Task requirements:
Retype, exactly and with nothing added, the lines from the one showing "Enumerate this screenshot's" through the final line of the material. Omit pictures.

Records provided:
◇ ◇ ◇ ◇ ◇

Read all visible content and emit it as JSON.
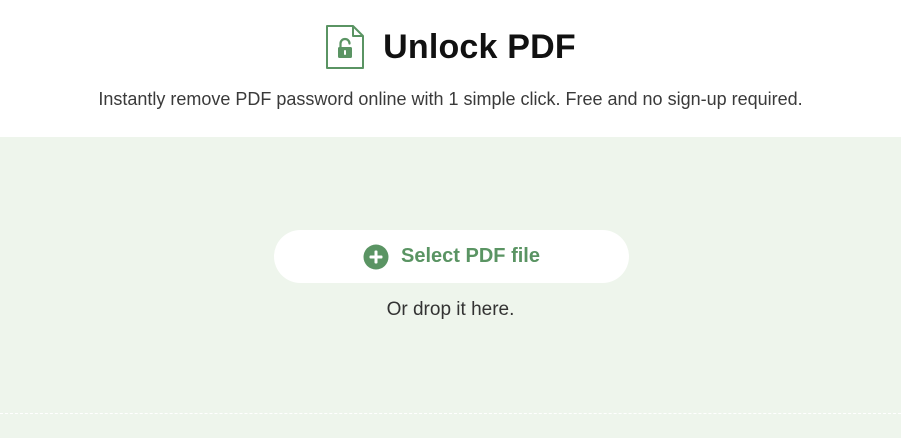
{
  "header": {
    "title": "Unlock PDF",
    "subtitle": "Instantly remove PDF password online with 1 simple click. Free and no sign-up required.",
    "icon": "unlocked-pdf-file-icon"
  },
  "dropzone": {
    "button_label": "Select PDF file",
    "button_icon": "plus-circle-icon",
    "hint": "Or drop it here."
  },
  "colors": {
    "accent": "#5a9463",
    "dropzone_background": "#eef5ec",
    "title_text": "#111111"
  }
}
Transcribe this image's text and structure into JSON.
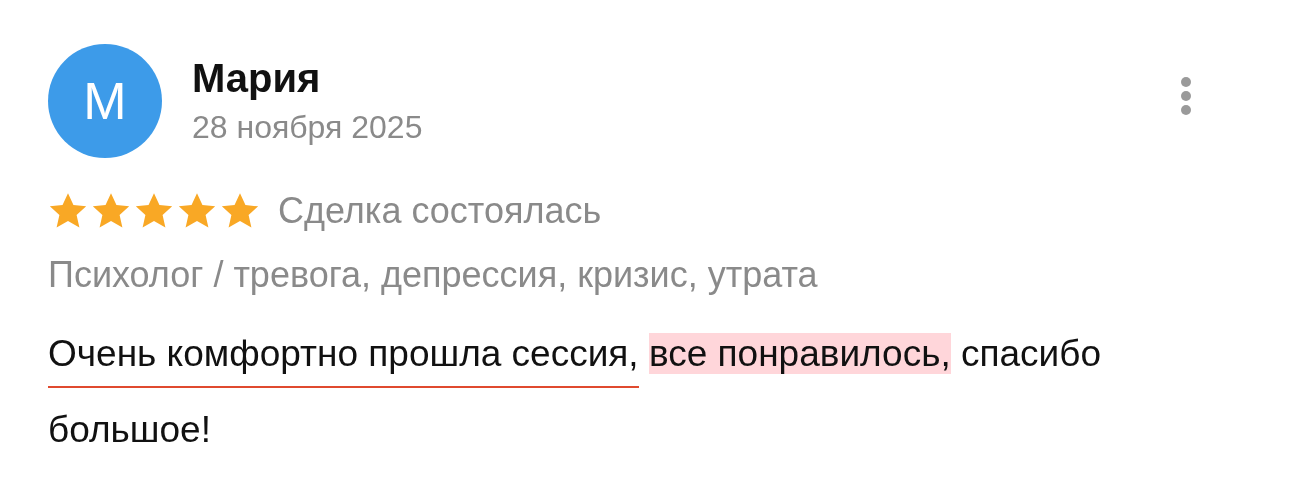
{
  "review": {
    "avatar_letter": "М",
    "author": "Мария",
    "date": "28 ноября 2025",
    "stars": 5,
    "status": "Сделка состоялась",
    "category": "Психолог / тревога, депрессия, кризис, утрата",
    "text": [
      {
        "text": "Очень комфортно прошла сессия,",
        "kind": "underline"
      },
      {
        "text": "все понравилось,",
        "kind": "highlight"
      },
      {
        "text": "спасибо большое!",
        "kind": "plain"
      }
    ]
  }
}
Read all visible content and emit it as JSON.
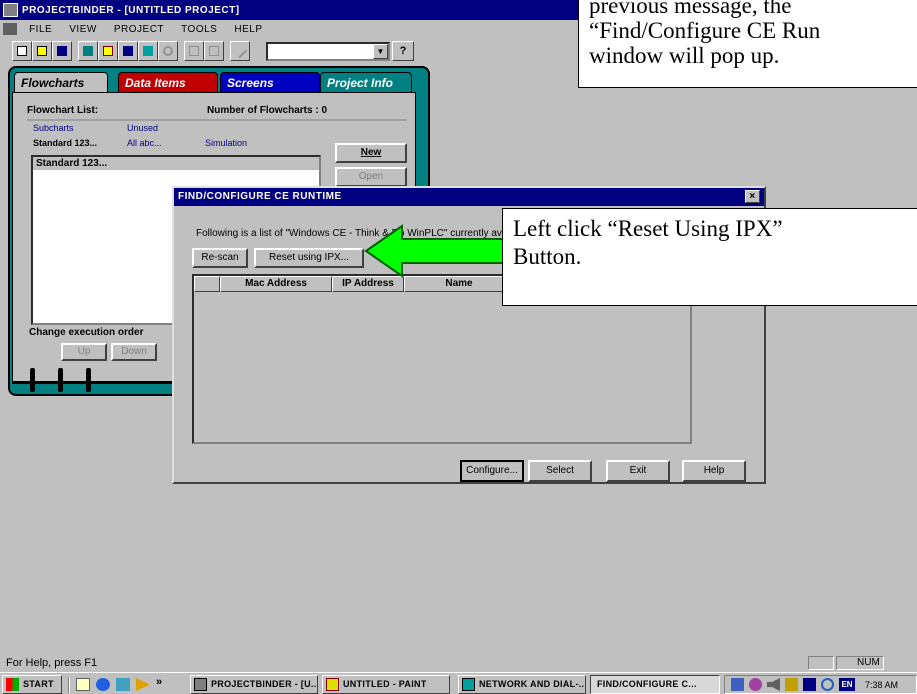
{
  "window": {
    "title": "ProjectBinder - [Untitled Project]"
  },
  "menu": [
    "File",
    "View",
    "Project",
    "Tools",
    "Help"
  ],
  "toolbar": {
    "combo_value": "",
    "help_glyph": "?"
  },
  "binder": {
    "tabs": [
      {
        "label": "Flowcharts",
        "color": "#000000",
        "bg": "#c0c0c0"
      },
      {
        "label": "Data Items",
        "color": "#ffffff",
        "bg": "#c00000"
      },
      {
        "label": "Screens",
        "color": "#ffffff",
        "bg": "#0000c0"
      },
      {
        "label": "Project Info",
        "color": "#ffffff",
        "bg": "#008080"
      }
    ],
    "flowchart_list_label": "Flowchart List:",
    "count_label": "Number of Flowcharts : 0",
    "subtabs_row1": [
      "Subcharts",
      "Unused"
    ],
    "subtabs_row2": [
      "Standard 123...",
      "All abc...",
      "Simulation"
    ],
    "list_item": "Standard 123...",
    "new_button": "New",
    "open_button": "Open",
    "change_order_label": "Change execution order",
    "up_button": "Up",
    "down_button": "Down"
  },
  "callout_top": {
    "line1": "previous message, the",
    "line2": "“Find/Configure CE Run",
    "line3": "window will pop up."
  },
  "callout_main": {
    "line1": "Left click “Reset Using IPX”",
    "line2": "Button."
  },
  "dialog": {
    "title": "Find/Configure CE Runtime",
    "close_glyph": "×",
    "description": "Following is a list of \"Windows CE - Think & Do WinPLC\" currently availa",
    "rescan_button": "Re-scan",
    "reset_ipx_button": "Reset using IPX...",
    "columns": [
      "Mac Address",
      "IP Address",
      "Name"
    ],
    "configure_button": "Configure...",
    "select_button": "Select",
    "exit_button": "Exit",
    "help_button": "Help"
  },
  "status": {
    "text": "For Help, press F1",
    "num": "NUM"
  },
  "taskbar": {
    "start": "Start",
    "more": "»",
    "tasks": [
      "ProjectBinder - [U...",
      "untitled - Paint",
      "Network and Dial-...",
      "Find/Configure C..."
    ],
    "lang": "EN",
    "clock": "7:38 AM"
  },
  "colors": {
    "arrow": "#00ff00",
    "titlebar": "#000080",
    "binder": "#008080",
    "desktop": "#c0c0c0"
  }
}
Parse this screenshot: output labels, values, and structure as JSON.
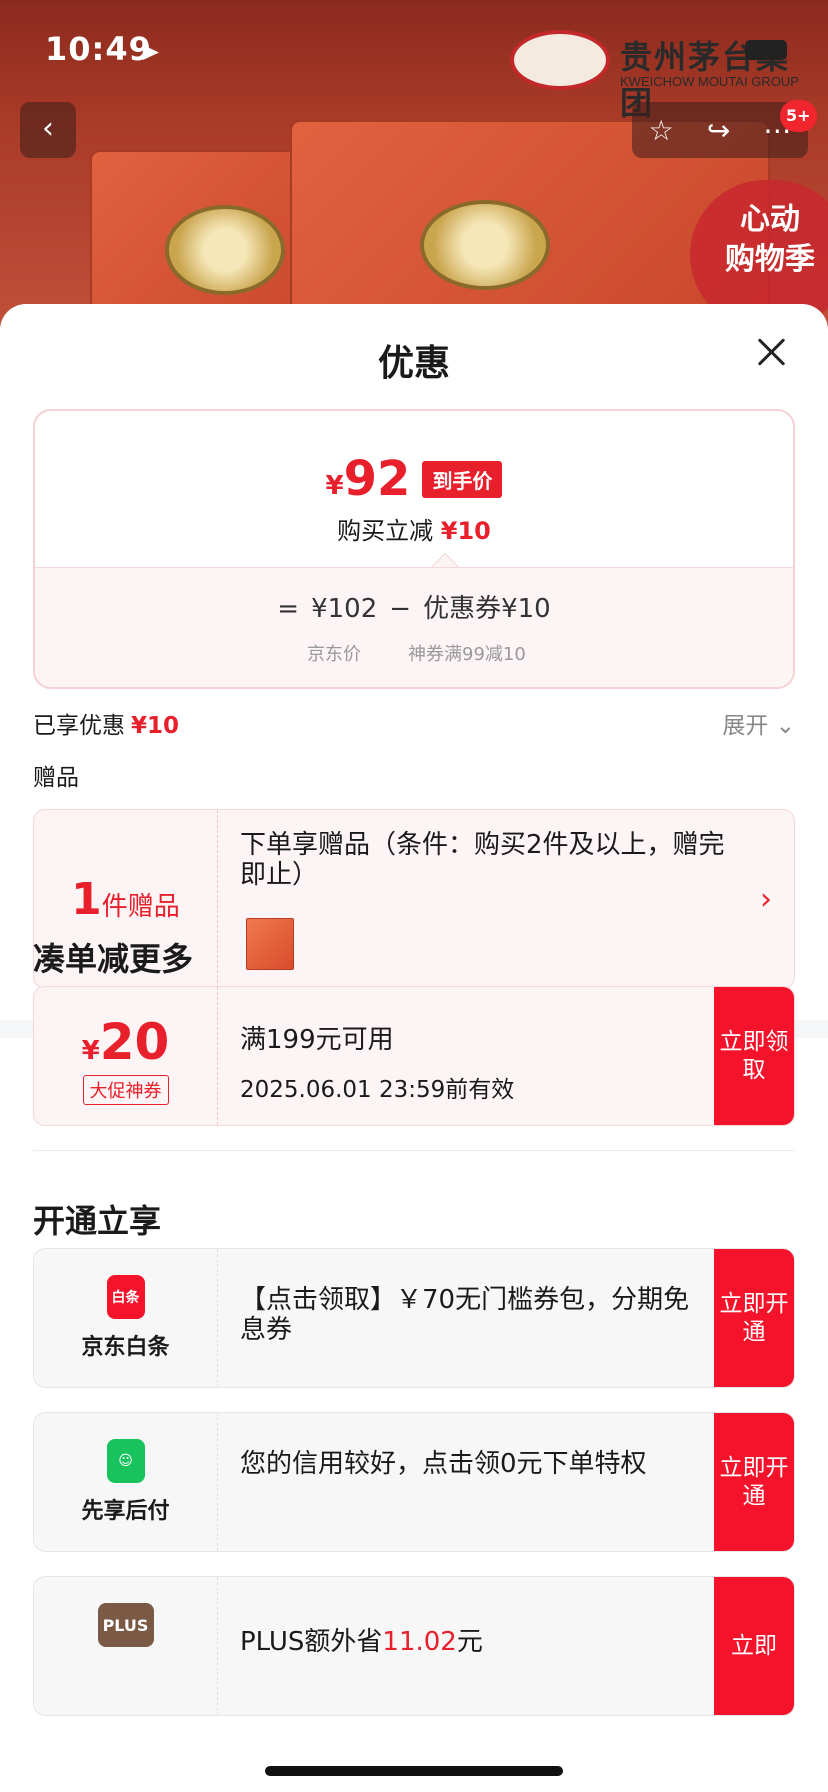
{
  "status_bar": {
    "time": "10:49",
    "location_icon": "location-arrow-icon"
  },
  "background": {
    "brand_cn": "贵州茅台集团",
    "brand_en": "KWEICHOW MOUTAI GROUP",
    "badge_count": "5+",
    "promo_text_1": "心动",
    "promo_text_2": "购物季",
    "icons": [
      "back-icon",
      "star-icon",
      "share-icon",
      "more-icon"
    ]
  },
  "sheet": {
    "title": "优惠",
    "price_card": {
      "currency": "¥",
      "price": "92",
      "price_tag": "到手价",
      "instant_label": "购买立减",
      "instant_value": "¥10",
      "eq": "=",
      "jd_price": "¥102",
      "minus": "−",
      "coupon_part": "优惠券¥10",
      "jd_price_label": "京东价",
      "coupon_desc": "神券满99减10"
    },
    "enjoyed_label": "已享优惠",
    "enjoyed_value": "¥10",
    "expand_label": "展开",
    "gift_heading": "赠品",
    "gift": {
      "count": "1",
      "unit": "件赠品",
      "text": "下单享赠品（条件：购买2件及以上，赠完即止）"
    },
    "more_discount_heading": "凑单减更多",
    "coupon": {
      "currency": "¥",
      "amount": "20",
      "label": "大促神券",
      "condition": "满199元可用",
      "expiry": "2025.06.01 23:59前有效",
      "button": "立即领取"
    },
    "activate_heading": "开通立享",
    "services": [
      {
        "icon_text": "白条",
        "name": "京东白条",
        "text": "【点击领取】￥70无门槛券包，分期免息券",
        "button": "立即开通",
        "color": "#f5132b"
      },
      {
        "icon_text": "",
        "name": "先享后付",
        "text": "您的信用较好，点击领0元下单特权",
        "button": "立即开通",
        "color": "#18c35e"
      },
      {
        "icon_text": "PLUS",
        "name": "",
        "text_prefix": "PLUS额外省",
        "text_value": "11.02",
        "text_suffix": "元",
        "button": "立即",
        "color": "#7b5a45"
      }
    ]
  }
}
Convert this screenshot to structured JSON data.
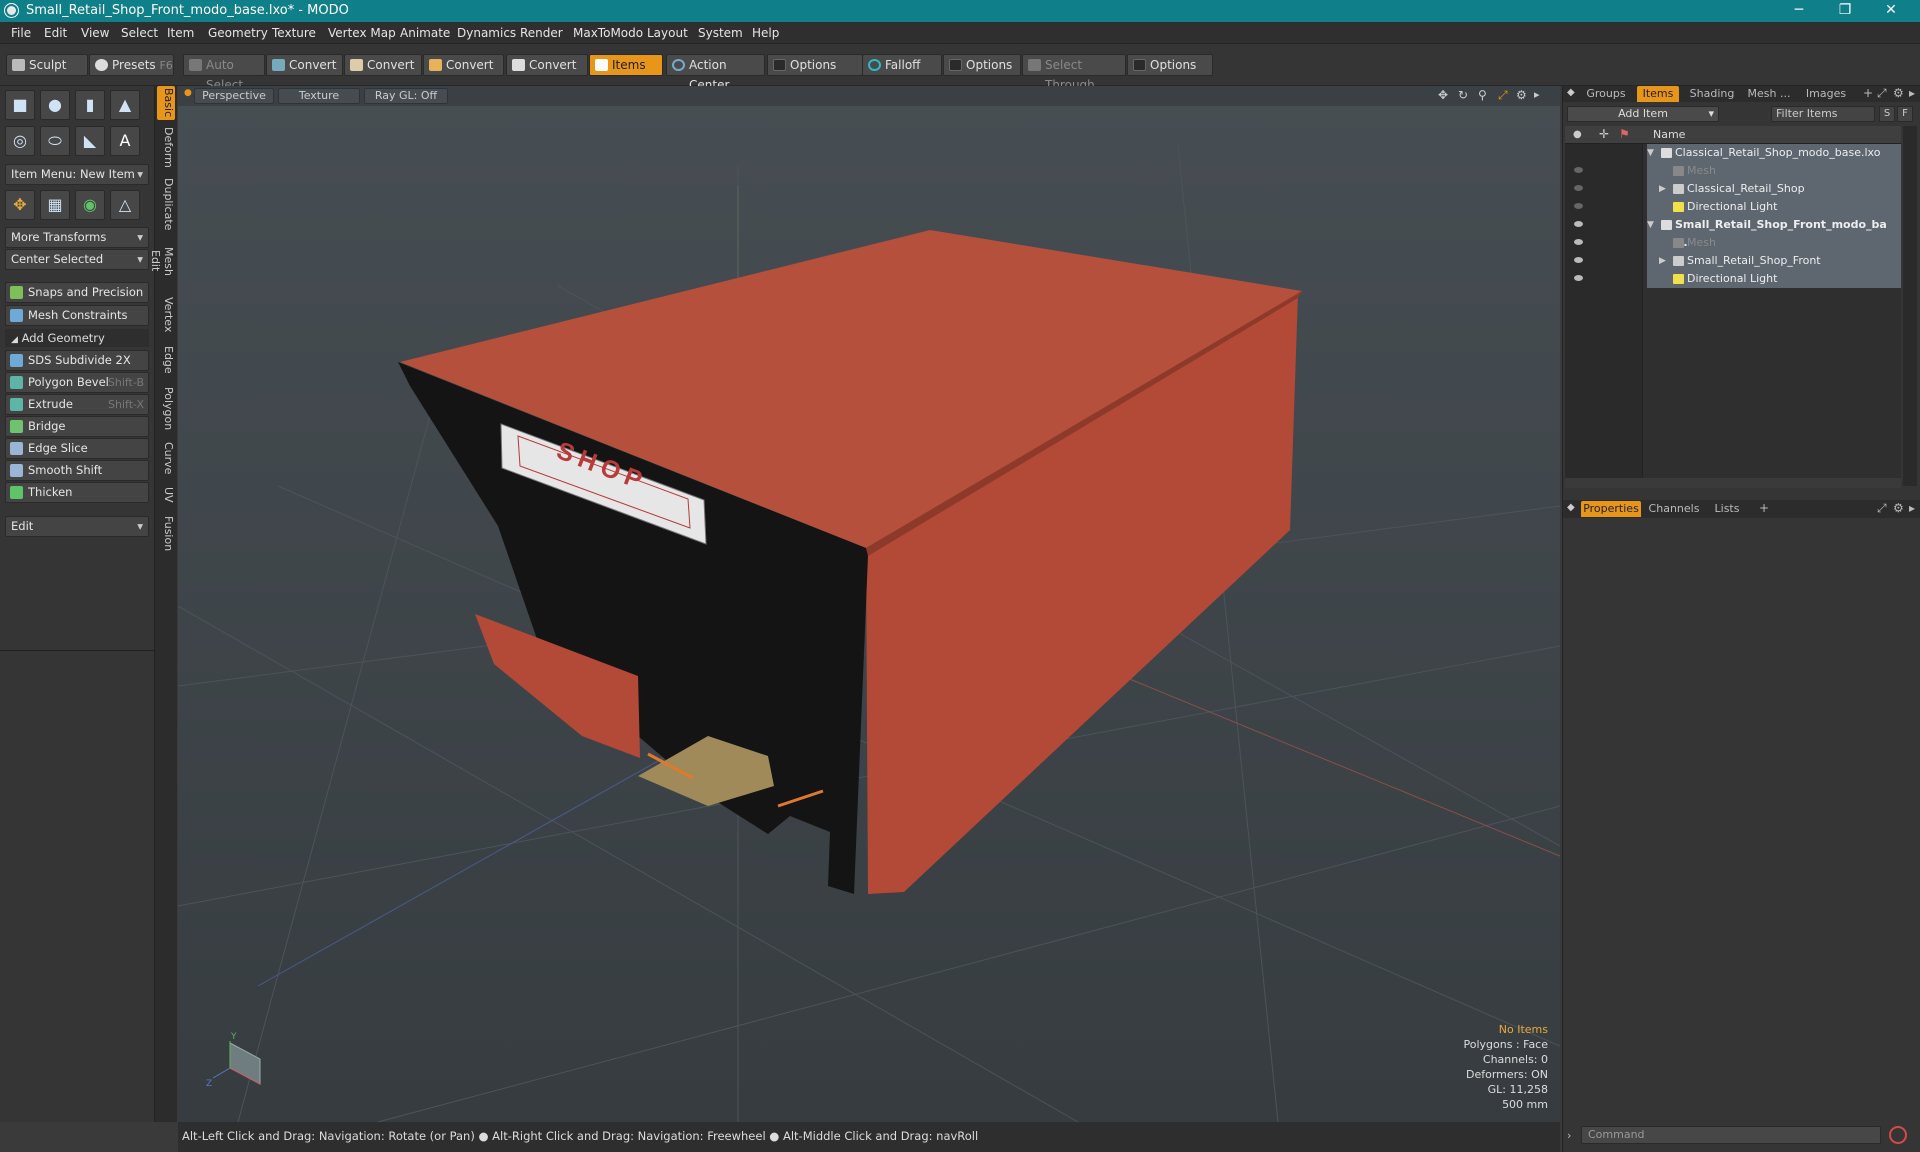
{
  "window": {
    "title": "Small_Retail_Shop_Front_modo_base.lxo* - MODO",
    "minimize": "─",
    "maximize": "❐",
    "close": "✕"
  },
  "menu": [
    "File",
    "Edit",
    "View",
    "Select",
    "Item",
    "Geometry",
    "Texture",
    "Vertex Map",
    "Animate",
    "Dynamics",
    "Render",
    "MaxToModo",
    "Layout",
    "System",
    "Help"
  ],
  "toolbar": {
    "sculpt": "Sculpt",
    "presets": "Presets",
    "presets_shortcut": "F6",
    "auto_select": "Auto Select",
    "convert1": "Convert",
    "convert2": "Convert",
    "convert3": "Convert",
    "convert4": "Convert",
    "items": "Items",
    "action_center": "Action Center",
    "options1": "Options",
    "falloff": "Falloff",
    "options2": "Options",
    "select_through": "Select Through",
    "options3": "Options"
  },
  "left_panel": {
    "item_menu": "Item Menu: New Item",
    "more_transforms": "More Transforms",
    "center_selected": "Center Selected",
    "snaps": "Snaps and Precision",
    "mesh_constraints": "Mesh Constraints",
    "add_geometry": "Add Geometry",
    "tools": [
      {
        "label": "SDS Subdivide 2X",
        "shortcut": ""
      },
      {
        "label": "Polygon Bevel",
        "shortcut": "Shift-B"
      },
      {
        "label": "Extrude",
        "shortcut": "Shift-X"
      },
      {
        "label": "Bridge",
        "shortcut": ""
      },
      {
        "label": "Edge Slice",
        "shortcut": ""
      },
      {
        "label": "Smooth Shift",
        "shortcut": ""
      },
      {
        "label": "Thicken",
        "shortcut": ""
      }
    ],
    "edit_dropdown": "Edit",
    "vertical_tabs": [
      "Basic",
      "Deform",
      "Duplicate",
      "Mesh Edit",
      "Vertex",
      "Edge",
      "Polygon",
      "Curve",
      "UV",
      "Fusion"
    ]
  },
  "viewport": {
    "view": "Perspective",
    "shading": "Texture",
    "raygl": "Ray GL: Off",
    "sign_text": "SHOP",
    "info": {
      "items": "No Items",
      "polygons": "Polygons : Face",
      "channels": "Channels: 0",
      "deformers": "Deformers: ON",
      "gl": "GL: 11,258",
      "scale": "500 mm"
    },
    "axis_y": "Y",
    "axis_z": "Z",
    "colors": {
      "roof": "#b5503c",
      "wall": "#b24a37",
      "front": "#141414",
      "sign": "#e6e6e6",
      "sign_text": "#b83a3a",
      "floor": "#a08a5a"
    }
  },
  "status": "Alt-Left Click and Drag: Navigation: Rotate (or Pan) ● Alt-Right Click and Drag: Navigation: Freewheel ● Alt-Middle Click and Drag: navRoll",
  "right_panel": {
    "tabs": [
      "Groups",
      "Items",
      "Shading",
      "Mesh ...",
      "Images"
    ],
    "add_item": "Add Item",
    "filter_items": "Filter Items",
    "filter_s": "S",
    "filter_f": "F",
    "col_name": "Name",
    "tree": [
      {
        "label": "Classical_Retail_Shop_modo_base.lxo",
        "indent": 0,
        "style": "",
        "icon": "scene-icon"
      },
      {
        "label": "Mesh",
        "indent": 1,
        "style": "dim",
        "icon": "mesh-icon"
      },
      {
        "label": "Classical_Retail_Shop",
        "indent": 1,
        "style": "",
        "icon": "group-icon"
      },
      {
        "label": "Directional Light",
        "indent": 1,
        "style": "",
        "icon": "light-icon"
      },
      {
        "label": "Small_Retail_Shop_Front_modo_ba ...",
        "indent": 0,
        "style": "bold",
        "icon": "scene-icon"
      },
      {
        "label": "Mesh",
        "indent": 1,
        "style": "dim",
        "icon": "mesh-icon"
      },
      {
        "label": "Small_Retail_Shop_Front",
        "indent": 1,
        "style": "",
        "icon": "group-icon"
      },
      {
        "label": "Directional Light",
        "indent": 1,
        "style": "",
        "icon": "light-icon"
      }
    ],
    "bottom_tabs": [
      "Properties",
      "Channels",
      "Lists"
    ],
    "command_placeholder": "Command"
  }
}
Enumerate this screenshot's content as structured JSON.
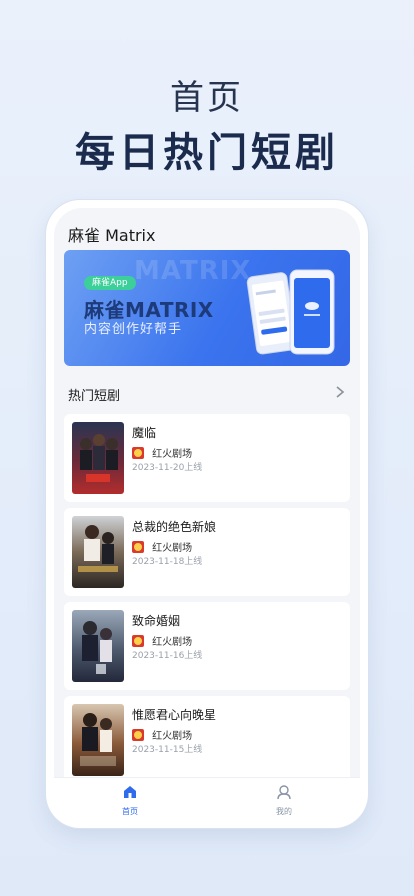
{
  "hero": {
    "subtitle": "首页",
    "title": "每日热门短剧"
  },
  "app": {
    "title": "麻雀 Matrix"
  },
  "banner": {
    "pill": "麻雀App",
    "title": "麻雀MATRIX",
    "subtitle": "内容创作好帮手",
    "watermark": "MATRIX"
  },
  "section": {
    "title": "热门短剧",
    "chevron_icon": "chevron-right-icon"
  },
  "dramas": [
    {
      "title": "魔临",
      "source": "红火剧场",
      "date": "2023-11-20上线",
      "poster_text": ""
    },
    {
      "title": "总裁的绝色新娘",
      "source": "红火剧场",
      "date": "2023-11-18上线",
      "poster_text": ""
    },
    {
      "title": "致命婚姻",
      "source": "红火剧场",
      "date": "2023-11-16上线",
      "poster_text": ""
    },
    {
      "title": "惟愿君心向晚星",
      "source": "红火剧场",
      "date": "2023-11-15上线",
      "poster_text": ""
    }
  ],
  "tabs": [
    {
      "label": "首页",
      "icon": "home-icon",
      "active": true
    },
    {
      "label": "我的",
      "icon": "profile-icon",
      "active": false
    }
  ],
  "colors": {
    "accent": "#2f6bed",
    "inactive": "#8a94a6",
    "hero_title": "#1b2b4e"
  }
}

◇ ◇ ◇ ◇ ◇

Answer to this exercise:
Enumerate this screenshot's content as structured JSON.
{
  "hero": {
    "subtitle": "首页",
    "title": "每日热门短剧"
  },
  "app": {
    "title": "麻雀 Matrix"
  },
  "banner": {
    "pill": "麻雀App",
    "title": "麻雀MATRIX",
    "subtitle": "内容创作好帮手",
    "watermark": "MATRIX"
  },
  "section": {
    "title": "热门短剧",
    "chevron_icon": "chevron-right-icon"
  },
  "dramas": [
    {
      "title": "魔临",
      "source": "红火剧场",
      "date": "2023-11-20上线",
      "poster_text": ""
    },
    {
      "title": "总裁的绝色新娘",
      "source": "红火剧场",
      "date": "2023-11-18上线",
      "poster_text": ""
    },
    {
      "title": "致命婚姻",
      "source": "红火剧场",
      "date": "2023-11-16上线",
      "poster_text": ""
    },
    {
      "title": "惟愿君心向晚星",
      "source": "红火剧场",
      "date": "2023-11-15上线",
      "poster_text": ""
    }
  ],
  "tabs": [
    {
      "label": "首页",
      "icon": "home-icon",
      "active": true
    },
    {
      "label": "我的",
      "icon": "profile-icon",
      "active": false
    }
  ],
  "colors": {
    "accent": "#2f6bed",
    "inactive": "#8a94a6",
    "hero_title": "#1b2b4e"
  }
}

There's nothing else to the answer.